Exercise objective – Repeat, exactly and completely, the entries shown underneath.

Given data –
————
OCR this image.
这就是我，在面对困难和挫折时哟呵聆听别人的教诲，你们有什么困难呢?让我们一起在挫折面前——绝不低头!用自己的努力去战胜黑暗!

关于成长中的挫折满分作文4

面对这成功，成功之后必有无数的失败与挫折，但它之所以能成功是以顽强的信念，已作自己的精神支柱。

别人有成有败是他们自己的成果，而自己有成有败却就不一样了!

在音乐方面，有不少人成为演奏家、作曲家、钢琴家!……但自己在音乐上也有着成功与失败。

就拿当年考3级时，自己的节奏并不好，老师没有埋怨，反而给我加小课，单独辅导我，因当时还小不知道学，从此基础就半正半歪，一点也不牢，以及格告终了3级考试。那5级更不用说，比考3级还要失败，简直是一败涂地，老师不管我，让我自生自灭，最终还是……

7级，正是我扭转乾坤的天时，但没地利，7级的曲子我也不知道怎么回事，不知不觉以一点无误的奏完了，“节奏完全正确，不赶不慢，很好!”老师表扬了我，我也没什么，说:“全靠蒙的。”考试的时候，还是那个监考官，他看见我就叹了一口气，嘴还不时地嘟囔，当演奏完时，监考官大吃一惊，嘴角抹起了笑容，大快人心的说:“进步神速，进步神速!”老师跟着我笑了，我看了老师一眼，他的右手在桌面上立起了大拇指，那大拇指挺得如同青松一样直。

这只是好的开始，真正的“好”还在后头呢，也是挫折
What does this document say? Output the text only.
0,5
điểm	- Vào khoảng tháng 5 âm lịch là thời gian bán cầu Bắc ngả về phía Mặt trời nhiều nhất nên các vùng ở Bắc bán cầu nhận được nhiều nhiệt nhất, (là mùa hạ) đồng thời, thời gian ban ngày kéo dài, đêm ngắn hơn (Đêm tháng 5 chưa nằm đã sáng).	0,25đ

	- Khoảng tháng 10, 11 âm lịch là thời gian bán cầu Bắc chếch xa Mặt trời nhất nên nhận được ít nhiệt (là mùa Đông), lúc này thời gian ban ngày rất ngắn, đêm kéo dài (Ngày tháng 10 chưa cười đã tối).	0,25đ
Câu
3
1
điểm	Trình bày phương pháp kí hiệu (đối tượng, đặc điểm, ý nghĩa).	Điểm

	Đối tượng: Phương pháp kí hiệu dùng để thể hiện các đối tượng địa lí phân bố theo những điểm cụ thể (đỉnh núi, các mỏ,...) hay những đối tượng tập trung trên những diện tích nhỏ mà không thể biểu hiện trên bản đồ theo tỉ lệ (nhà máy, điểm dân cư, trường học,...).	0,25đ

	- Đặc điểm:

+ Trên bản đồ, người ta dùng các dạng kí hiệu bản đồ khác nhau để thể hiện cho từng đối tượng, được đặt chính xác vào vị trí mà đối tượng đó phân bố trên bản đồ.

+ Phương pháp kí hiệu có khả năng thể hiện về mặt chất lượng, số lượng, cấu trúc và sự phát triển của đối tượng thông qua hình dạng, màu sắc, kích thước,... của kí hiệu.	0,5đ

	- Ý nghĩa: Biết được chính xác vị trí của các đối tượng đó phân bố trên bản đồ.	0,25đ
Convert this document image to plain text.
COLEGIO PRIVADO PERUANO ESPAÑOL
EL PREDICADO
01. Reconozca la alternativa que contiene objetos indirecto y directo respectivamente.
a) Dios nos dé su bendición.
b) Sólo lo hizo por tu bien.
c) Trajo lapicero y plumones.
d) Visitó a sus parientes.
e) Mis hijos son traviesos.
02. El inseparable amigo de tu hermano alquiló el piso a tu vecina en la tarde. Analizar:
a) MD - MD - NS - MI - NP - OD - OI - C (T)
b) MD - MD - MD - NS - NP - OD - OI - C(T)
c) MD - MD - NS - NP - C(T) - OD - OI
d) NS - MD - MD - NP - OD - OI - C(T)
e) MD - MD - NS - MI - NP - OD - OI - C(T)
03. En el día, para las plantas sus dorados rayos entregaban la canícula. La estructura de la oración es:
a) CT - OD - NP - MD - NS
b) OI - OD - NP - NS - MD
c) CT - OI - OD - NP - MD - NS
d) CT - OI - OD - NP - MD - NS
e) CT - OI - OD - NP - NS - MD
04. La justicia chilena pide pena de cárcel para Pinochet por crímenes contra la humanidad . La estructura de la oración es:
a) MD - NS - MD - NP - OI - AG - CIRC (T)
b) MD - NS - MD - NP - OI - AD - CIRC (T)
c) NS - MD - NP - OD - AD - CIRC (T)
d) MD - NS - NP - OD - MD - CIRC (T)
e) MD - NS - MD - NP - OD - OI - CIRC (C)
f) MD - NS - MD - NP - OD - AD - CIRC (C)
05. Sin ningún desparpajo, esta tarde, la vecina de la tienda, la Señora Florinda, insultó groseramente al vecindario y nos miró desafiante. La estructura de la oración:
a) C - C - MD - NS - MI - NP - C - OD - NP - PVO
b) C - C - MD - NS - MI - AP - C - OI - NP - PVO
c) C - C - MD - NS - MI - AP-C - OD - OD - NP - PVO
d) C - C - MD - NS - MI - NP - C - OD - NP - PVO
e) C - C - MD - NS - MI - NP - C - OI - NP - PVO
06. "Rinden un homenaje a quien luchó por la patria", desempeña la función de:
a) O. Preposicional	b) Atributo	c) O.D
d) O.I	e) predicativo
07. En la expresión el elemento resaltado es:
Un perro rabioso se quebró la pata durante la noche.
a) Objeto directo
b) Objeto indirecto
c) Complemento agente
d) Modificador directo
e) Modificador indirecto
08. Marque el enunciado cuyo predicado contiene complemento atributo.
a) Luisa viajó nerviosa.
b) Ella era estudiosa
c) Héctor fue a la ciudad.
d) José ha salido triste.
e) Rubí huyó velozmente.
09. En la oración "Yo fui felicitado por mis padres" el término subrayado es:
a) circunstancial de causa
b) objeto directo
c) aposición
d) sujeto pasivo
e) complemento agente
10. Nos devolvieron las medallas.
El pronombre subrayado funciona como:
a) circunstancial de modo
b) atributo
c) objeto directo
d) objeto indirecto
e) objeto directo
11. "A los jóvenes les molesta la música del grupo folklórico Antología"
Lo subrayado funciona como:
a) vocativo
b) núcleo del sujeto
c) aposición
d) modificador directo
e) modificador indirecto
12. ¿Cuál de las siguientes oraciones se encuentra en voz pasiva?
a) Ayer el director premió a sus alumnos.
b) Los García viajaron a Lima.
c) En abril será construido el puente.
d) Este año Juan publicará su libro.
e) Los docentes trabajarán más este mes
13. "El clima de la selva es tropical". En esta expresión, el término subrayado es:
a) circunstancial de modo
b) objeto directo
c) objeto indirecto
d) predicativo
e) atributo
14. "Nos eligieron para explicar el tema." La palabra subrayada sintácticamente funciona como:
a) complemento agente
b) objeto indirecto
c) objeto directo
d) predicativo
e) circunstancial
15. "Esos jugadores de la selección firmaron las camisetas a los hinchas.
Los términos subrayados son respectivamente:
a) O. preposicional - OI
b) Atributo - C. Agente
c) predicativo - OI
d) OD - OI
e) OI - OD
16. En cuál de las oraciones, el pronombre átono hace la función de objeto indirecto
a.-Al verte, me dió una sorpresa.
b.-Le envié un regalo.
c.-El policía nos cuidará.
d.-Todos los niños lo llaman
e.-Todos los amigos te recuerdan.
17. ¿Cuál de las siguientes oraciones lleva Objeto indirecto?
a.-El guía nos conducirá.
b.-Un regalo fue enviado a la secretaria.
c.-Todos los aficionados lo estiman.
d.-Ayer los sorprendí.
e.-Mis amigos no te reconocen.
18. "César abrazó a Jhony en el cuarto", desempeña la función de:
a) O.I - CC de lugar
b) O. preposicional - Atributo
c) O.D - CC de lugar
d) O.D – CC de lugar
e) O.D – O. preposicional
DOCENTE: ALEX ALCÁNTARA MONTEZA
————
Answer –
OCR this image.
这就是我，在面对困难和挫折时哟呵聆听别人的教诲，你们有什么困难呢?让我们一起在挫折面前——绝不低头!用自己的努力去战胜黑暗!

关于成长中的挫折满分作文4

面对这成功，成功之后必有无数的失败与挫折，但它之所以能成功是以顽强的信念，已作自己的精神支柱。

别人有成有败是他们自己的成果，而自己有成有败却就不一样了!

在音乐方面，有不少人成为演奏家、作曲家、钢琴家!……但自己在音乐上也有着成功与失败。

就拿当年考3级时，自己的节奏并不好，老师没有埋怨，反而给我加小课，单独辅导我，因当时还小不知道学，从此基础就半正半歪，一点也不牢，以及格告终了3级考试。那5级更不用说，比考3级还要失败，简直是一败涂地，老师不管我，让我自生自灭，最终还是……

7级，正是我扭转乾坤的天时，但没地利，7级的曲子我也不知道怎么回事，不知不觉以一点无误的奏完了，“节奏完全正确，不赶不慢，很好!”老师表扬了我，我也没什么，说:“全靠蒙的。”考试的时候，还是那个监考官，他看见我就叹了一口气，嘴还不时地嘟囔，当演奏完时，监考官大吃一惊，嘴角抹起了笑容，大快人心的说:“进步神速，进步神速!”老师跟着我笑了，我看了老师一眼，他的右手在桌面上立起了大拇指，那大拇指挺得如同青松一样直。

这只是好的开始，真正的“好”还在后头呢，也是挫折
What does this document say? Output the text only.
0,5
điểm	- Vào khoảng tháng 5 âm lịch là thời gian bán cầu Bắc ngả về phía Mặt trời nhiều nhất nên các vùng ở Bắc bán cầu nhận được nhiều nhiệt nhất, (là mùa hạ) đồng thời, thời gian ban ngày kéo dài, đêm ngắn hơn (Đêm tháng 5 chưa nằm đã sáng).	0,25đ

	- Khoảng tháng 10, 11 âm lịch là thời gian bán cầu Bắc chếch xa Mặt trời nhất nên nhận được ít nhiệt (là mùa Đông), lúc này thời gian ban ngày rất ngắn, đêm kéo dài (Ngày tháng 10 chưa cười đã tối).	0,25đ
Câu
3
1
điểm	Trình bày phương pháp kí hiệu (đối tượng, đặc điểm, ý nghĩa).	Điểm

	Đối tượng: Phương pháp kí hiệu dùng để thể hiện các đối tượng địa lí phân bố theo những điểm cụ thể (đỉnh núi, các mỏ,...) hay những đối tượng tập trung trên những diện tích nhỏ mà không thể biểu hiện trên bản đồ theo tỉ lệ (nhà máy, điểm dân cư, trường học,...).	0,25đ

	- Đặc điểm:

+ Trên bản đồ, người ta dùng các dạng kí hiệu bản đồ khác nhau để thể hiện cho từng đối tượng, được đặt chính xác vào vị trí mà đối tượng đó phân bố trên bản đồ.

+ Phương pháp kí hiệu có khả năng thể hiện về mặt chất lượng, số lượng, cấu trúc và sự phát triển của đối tượng thông qua hình dạng, màu sắc, kích thước,... của kí hiệu.	0,5đ

	- Ý nghĩa: Biết được chính xác vị trí của các đối tượng đó phân bố trên bản đồ.	0,25đ
Convert this document image to plain text.
COLEGIO PRIVADO PERUANO ESPAÑOL
EL PREDICADO
01. Reconozca la alternativa que contiene objetos indirecto y directo respectivamente.
a) Dios nos dé su bendición.
b) Sólo lo hizo por tu bien.
c) Trajo lapicero y plumones.
d) Visitó a sus parientes.
e) Mis hijos son traviesos.
02. El inseparable amigo de tu hermano alquiló el piso a tu vecina en la tarde. Analizar:
a) MD - MD - NS - MI - NP - OD - OI - C (T)
b) MD - MD - MD - NS - NP - OD - OI - C(T)
c) MD - MD - NS - NP - C(T) - OD - OI
d) NS - MD - MD - NP - OD - OI - C(T)
e) MD - MD - NS - MI - NP - OD - OI - C(T)
03. En el día, para las plantas sus dorados rayos entregaban la canícula. La estructura de la oración es:
a) CT - OD - NP - MD - NS
b) OI - OD - NP - NS - MD
c) CT - OI - OD - NP - MD - NS
d) CT - OI - OD - NP - MD - NS
e) CT - OI - OD - NP - NS - MD
04. La justicia chilena pide pena de cárcel para Pinochet por crímenes contra la humanidad . La estructura de la oración es:
a) MD - NS - MD - NP - OI - AG - CIRC (T)
b) MD - NS - MD - NP - OI - AD - CIRC (T)
c) NS - MD - NP - OD - AD - CIRC (T)
d) MD - NS - NP - OD - MD - CIRC (T)
e) MD - NS - MD - NP - OD - OI - CIRC (C)
f) MD - NS - MD - NP - OD - AD - CIRC (C)
05. Sin ningún desparpajo, esta tarde, la vecina de la tienda, la Señora Florinda, insultó groseramente al vecindario y nos miró desafiante. La estructura de la oración:
a) C - C - MD - NS - MI - NP - C - OD - NP - PVO
b) C - C - MD - NS - MI - AP - C - OI - NP - PVO
c) C - C - MD - NS - MI - AP-C - OD - OD - NP - PVO
d) C - C - MD - NS - MI - NP - C - OD - NP - PVO
e) C - C - MD - NS - MI - NP - C - OI - NP - PVO
06. "Rinden un homenaje a quien luchó por la patria", desempeña la función de:
a) O. Preposicional	b) Atributo	c) O.D
d) O.I	e) predicativo
07. En la expresión el elemento resaltado es:
Un perro rabioso se quebró la pata durante la noche.
a) Objeto directo
b) Objeto indirecto
c) Complemento agente
d) Modificador directo
e) Modificador indirecto
08. Marque el enunciado cuyo predicado contiene complemento atributo.
a) Luisa viajó nerviosa.
b) Ella era estudiosa
c) Héctor fue a la ciudad.
d) José ha salido triste.
e) Rubí huyó velozmente.
09. En la oración "Yo fui felicitado por mis padres" el término subrayado es:
a) circunstancial de causa
b) objeto directo
c) aposición
d) sujeto pasivo
e) complemento agente
10. Nos devolvieron las medallas.
El pronombre subrayado funciona como:
a) circunstancial de modo
b) atributo
c) objeto directo
d) objeto indirecto
e) objeto directo
11. "A los jóvenes les molesta la música del grupo folklórico Antología"
Lo subrayado funciona como:
a) vocativo
b) núcleo del sujeto
c) aposición
d) modificador directo
e) modificador indirecto
12. ¿Cuál de las siguientes oraciones se encuentra en voz pasiva?
a) Ayer el director premió a sus alumnos.
b) Los García viajaron a Lima.
c) En abril será construido el puente.
d) Este año Juan publicará su libro.
e) Los docentes trabajarán más este mes
13. "El clima de la selva es tropical". En esta expresión, el término subrayado es:
a) circunstancial de modo
b) objeto directo
c) objeto indirecto
d) predicativo
e) atributo
14. "Nos eligieron para explicar el tema." La palabra subrayada sintácticamente funciona como:
a) complemento agente
b) objeto indirecto
c) objeto directo
d) predicativo
e) circunstancial
15. "Esos jugadores de la selección firmaron las camisetas a los hinchas.
Los términos subrayados son respectivamente:
a) O. preposicional - OI
b) Atributo - C. Agente
c) predicativo - OI
d) OD - OI
e) OI - OD
16. En cuál de las oraciones, el pronombre átono hace la función de objeto indirecto
a.-Al verte, me dió una sorpresa.
b.-Le envié un regalo.
c.-El policía nos cuidará.
d.-Todos los niños lo llaman
e.-Todos los amigos te recuerdan.
17. ¿Cuál de las siguientes oraciones lleva Objeto indirecto?
a.-El guía nos conducirá.
b.-Un regalo fue enviado a la secretaria.
c.-Todos los aficionados lo estiman.
d.-Ayer los sorprendí.
e.-Mis amigos no te reconocen.
18. "César abrazó a Jhony en el cuarto", desempeña la función de:
a) O.I - CC de lugar
b) O. preposicional - Atributo
c) O.D - CC de lugar
d) O.D – CC de lugar
e) O.D – O. preposicional
DOCENTE: ALEX ALCÁNTARA MONTEZA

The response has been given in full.